■ Exercise brief:
Return the listing below in full, with every line exactly as it is.

[Data items]
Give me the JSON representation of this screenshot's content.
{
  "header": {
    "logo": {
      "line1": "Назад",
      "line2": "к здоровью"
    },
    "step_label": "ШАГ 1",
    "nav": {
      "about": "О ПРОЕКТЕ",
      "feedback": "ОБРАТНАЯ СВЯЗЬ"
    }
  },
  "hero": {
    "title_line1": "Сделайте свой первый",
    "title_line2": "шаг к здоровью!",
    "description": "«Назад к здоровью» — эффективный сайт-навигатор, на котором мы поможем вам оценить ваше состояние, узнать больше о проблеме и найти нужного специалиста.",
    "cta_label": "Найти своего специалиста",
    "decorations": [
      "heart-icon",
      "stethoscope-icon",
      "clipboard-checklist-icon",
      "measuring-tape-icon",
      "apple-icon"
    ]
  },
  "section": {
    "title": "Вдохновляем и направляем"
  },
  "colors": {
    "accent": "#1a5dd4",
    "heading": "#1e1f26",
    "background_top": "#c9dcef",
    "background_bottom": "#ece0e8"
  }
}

■ Solution to the problem:
Give me the JSON representation of this screenshot's content.
{
  "header": {
    "logo": {
      "line1": "Назад",
      "line2": "к здоровью"
    },
    "step_label": "ШАГ 1",
    "nav": {
      "about": "О ПРОЕКТЕ",
      "feedback": "ОБРАТНАЯ СВЯЗЬ"
    }
  },
  "hero": {
    "title_line1": "Сделайте свой первый",
    "title_line2": "шаг к здоровью!",
    "description": "«Назад к здоровью» — эффективный сайт-навигатор, на котором мы поможем вам оценить ваше состояние, узнать больше о проблеме и найти нужного специалиста.",
    "cta_label": "Найти своего специалиста",
    "decorations": [
      "heart-icon",
      "stethoscope-icon",
      "clipboard-checklist-icon",
      "measuring-tape-icon",
      "apple-icon"
    ]
  },
  "section": {
    "title": "Вдохновляем и направляем"
  },
  "colors": {
    "accent": "#1a5dd4",
    "heading": "#1e1f26",
    "background_top": "#c9dcef",
    "background_bottom": "#ece0e8"
  }
}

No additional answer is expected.